WHAT IS ASKED -
Return the count of lines with the string "ylabel" in them, and nothing else.

INPUT MATERIAL -
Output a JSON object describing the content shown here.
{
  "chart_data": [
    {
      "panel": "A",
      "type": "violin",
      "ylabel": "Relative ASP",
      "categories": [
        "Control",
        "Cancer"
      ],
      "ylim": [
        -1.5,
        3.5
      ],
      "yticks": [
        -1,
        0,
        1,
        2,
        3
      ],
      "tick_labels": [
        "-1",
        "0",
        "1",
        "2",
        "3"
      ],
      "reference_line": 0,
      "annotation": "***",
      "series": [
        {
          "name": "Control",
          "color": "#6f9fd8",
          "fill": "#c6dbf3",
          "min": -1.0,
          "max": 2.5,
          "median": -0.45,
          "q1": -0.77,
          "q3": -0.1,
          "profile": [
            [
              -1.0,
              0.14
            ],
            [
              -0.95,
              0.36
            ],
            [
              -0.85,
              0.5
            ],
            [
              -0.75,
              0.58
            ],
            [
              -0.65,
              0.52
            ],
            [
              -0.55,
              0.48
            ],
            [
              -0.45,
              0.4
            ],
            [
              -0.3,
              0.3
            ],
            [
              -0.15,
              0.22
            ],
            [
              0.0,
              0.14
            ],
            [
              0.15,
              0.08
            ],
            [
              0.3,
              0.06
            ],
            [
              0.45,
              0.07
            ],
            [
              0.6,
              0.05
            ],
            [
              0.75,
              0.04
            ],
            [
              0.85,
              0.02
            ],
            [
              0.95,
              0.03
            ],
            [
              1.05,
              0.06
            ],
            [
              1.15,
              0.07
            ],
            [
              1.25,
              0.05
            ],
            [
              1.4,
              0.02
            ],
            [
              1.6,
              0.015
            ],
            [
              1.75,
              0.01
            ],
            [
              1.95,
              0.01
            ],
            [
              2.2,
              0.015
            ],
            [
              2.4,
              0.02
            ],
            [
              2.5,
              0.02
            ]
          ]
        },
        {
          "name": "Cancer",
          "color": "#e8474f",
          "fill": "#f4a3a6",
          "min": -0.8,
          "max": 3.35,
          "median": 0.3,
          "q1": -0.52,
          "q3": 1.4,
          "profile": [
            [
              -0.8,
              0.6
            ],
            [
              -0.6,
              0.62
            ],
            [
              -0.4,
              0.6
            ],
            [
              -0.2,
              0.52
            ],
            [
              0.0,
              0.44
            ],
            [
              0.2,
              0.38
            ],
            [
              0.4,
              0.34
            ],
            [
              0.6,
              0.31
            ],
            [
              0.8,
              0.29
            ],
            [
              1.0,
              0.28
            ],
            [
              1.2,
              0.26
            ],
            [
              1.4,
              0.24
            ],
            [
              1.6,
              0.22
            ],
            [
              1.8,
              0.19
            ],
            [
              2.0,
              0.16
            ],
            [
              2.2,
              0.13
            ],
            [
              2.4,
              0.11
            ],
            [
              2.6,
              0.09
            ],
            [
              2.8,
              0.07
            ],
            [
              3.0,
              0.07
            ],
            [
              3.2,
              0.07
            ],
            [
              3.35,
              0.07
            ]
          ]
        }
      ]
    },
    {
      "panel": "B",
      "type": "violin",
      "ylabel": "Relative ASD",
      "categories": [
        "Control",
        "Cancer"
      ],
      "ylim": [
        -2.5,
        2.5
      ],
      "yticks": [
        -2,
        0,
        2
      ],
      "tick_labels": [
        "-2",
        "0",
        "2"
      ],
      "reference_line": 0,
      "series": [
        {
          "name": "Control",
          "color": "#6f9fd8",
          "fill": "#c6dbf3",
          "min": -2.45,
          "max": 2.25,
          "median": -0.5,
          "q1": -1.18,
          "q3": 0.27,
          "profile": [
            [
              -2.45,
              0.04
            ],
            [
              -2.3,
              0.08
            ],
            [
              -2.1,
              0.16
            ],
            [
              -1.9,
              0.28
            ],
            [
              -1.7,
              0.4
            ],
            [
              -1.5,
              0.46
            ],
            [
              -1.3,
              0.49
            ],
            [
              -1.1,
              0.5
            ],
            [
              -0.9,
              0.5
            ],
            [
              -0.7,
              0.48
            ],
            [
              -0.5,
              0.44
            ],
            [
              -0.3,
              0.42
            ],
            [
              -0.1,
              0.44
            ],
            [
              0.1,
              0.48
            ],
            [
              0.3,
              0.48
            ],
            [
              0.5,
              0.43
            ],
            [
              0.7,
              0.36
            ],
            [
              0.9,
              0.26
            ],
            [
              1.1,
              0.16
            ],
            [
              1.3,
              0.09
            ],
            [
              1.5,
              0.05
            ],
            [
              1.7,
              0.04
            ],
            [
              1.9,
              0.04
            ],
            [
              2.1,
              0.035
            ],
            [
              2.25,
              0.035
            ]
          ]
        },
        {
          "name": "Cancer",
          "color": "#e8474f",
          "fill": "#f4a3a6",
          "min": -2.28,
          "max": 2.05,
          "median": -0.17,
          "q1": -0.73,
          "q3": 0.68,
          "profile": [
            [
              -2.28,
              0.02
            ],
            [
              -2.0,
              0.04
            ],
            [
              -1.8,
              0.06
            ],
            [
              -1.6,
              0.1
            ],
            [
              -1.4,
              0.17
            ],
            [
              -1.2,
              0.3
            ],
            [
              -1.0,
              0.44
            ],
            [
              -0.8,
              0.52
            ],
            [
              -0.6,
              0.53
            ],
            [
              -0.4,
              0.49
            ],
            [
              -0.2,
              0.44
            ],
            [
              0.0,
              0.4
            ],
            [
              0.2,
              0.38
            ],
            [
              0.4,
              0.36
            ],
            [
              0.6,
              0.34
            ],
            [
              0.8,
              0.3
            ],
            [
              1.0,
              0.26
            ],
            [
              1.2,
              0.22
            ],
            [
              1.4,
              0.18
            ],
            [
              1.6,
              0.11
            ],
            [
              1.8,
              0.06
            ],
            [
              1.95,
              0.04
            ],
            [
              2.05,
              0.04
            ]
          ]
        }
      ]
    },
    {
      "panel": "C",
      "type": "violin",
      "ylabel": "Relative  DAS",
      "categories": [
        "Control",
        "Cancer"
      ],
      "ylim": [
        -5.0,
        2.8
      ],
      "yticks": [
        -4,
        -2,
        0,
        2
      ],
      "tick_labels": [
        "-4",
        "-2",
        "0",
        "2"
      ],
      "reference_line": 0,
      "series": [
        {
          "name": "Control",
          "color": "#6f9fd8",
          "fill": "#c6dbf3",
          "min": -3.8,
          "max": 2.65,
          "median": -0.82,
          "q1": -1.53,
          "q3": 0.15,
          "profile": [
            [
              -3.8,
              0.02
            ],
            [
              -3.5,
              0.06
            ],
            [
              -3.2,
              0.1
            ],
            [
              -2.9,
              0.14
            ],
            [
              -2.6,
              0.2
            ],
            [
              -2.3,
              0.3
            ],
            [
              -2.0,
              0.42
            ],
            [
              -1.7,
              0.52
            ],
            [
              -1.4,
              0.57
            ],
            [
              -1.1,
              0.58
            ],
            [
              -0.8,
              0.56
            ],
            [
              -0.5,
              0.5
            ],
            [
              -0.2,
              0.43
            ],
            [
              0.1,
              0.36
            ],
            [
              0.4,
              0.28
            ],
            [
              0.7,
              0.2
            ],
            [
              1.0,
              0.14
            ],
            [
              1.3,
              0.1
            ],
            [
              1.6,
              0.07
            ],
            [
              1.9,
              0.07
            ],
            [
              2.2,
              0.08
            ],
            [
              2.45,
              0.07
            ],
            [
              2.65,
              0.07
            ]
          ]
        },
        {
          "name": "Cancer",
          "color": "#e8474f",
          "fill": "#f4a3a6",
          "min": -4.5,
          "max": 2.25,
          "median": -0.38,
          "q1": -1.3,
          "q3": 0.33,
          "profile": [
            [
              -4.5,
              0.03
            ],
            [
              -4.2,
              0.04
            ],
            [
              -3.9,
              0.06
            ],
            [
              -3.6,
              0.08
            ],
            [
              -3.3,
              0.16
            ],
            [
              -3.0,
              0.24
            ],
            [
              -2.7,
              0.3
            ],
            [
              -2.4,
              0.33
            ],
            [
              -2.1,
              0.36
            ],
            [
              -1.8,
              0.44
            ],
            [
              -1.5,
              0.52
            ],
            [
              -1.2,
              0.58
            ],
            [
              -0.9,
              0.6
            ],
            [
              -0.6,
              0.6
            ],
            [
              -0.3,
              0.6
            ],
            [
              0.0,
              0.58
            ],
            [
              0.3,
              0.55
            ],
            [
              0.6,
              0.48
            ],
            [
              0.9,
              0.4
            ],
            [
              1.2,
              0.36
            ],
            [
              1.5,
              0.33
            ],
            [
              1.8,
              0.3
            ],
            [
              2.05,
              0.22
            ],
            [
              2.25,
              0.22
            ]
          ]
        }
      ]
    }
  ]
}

SOLVED EXERCISE -
3